- _What the task asks_
Output the full listing word for word.

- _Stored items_
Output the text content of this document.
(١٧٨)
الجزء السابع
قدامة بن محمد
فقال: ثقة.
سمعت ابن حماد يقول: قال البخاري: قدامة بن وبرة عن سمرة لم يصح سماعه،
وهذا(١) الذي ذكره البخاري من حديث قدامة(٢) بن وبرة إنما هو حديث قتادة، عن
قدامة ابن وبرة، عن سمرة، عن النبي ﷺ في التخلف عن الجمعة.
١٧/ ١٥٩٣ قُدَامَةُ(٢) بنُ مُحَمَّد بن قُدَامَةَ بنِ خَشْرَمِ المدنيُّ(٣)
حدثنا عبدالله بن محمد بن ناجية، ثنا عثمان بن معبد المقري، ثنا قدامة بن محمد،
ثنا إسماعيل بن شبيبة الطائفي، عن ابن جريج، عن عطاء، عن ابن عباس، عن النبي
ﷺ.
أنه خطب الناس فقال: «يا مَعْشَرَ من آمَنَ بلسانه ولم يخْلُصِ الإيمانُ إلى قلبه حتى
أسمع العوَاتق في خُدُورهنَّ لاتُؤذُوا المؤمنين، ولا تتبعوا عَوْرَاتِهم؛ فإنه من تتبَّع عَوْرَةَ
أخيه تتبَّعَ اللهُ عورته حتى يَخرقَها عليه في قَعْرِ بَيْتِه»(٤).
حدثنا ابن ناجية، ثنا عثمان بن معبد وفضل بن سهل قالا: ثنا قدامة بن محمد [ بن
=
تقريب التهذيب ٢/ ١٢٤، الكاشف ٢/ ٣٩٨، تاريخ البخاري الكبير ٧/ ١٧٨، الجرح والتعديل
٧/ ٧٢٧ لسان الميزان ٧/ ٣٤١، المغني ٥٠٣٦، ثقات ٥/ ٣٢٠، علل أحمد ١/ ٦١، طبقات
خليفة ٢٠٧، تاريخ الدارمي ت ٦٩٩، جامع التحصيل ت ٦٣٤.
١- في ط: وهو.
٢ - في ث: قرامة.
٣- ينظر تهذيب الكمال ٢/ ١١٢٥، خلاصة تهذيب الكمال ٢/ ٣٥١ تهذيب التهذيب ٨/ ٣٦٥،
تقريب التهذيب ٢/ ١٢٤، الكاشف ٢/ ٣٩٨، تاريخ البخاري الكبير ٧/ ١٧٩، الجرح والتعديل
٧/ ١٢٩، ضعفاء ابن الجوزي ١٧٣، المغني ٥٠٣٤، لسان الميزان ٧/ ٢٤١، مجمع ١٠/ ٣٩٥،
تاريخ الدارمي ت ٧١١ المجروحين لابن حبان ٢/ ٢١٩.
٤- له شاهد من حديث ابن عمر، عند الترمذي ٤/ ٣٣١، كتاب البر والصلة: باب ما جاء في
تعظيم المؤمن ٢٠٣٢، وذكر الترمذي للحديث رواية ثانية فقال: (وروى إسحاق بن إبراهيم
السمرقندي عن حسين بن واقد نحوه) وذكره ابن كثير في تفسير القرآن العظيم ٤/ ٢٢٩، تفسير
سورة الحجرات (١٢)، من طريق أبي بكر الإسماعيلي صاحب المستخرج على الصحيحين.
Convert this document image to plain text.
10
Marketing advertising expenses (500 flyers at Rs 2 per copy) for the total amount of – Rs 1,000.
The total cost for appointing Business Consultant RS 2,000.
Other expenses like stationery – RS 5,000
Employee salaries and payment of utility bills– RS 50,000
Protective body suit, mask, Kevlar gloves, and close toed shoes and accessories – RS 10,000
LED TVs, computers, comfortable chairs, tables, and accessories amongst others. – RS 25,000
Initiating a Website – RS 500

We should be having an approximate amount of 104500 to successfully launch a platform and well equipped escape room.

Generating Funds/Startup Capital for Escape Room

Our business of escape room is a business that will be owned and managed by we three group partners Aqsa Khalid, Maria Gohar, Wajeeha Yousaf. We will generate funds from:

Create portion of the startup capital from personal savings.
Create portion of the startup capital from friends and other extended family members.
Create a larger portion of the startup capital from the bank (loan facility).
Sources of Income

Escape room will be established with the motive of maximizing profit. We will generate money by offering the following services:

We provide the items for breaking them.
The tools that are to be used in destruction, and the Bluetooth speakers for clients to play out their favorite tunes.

- _Completed task_
Output the text content of this document.
(١٧٨)
الجزء السابع
قدامة بن محمد
فقال: ثقة.
سمعت ابن حماد يقول: قال البخاري: قدامة بن وبرة عن سمرة لم يصح سماعه،
وهذا(١) الذي ذكره البخاري من حديث قدامة(٢) بن وبرة إنما هو حديث قتادة، عن
قدامة ابن وبرة، عن سمرة، عن النبي ﷺ في التخلف عن الجمعة.
١٧/ ١٥٩٣ قُدَامَةُ(٢) بنُ مُحَمَّد بن قُدَامَةَ بنِ خَشْرَمِ المدنيُّ(٣)
حدثنا عبدالله بن محمد بن ناجية، ثنا عثمان بن معبد المقري، ثنا قدامة بن محمد،
ثنا إسماعيل بن شبيبة الطائفي، عن ابن جريج، عن عطاء، عن ابن عباس، عن النبي
ﷺ.
أنه خطب الناس فقال: «يا مَعْشَرَ من آمَنَ بلسانه ولم يخْلُصِ الإيمانُ إلى قلبه حتى
أسمع العوَاتق في خُدُورهنَّ لاتُؤذُوا المؤمنين، ولا تتبعوا عَوْرَاتِهم؛ فإنه من تتبَّع عَوْرَةَ
أخيه تتبَّعَ اللهُ عورته حتى يَخرقَها عليه في قَعْرِ بَيْتِه»(٤).
حدثنا ابن ناجية، ثنا عثمان بن معبد وفضل بن سهل قالا: ثنا قدامة بن محمد [ بن
=
تقريب التهذيب ٢/ ١٢٤، الكاشف ٢/ ٣٩٨، تاريخ البخاري الكبير ٧/ ١٧٨، الجرح والتعديل
٧/ ٧٢٧ لسان الميزان ٧/ ٣٤١، المغني ٥٠٣٦، ثقات ٥/ ٣٢٠، علل أحمد ١/ ٦١، طبقات
خليفة ٢٠٧، تاريخ الدارمي ت ٦٩٩، جامع التحصيل ت ٦٣٤.
١- في ط: وهو.
٢ - في ث: قرامة.
٣- ينظر تهذيب الكمال ٢/ ١١٢٥، خلاصة تهذيب الكمال ٢/ ٣٥١ تهذيب التهذيب ٨/ ٣٦٥،
تقريب التهذيب ٢/ ١٢٤، الكاشف ٢/ ٣٩٨، تاريخ البخاري الكبير ٧/ ١٧٩، الجرح والتعديل
٧/ ١٢٩، ضعفاء ابن الجوزي ١٧٣، المغني ٥٠٣٤، لسان الميزان ٧/ ٢٤١، مجمع ١٠/ ٣٩٥،
تاريخ الدارمي ت ٧١١ المجروحين لابن حبان ٢/ ٢١٩.
٤- له شاهد من حديث ابن عمر، عند الترمذي ٤/ ٣٣١، كتاب البر والصلة: باب ما جاء في
تعظيم المؤمن ٢٠٣٢، وذكر الترمذي للحديث رواية ثانية فقال: (وروى إسحاق بن إبراهيم
السمرقندي عن حسين بن واقد نحوه) وذكره ابن كثير في تفسير القرآن العظيم ٤/ ٢٢٩، تفسير
سورة الحجرات (١٢)، من طريق أبي بكر الإسماعيلي صاحب المستخرج على الصحيحين.
Convert this document image to plain text.
10
Marketing advertising expenses (500 flyers at Rs 2 per copy) for the total amount of – Rs 1,000.
The total cost for appointing Business Consultant RS 2,000.
Other expenses like stationery – RS 5,000
Employee salaries and payment of utility bills– RS 50,000
Protective body suit, mask, Kevlar gloves, and close toed shoes and accessories – RS 10,000
LED TVs, computers, comfortable chairs, tables, and accessories amongst others. – RS 25,000
Initiating a Website – RS 500

We should be having an approximate amount of 104500 to successfully launch a platform and well equipped escape room.

Generating Funds/Startup Capital for Escape Room

Our business of escape room is a business that will be owned and managed by we three group partners Aqsa Khalid, Maria Gohar, Wajeeha Yousaf. We will generate funds from:

Create portion of the startup capital from personal savings.
Create portion of the startup capital from friends and other extended family members.
Create a larger portion of the startup capital from the bank (loan facility).
Sources of Income

Escape room will be established with the motive of maximizing profit. We will generate money by offering the following services:

We provide the items for breaking them.
The tools that are to be used in destruction, and the Bluetooth speakers for clients to play out their favorite tunes.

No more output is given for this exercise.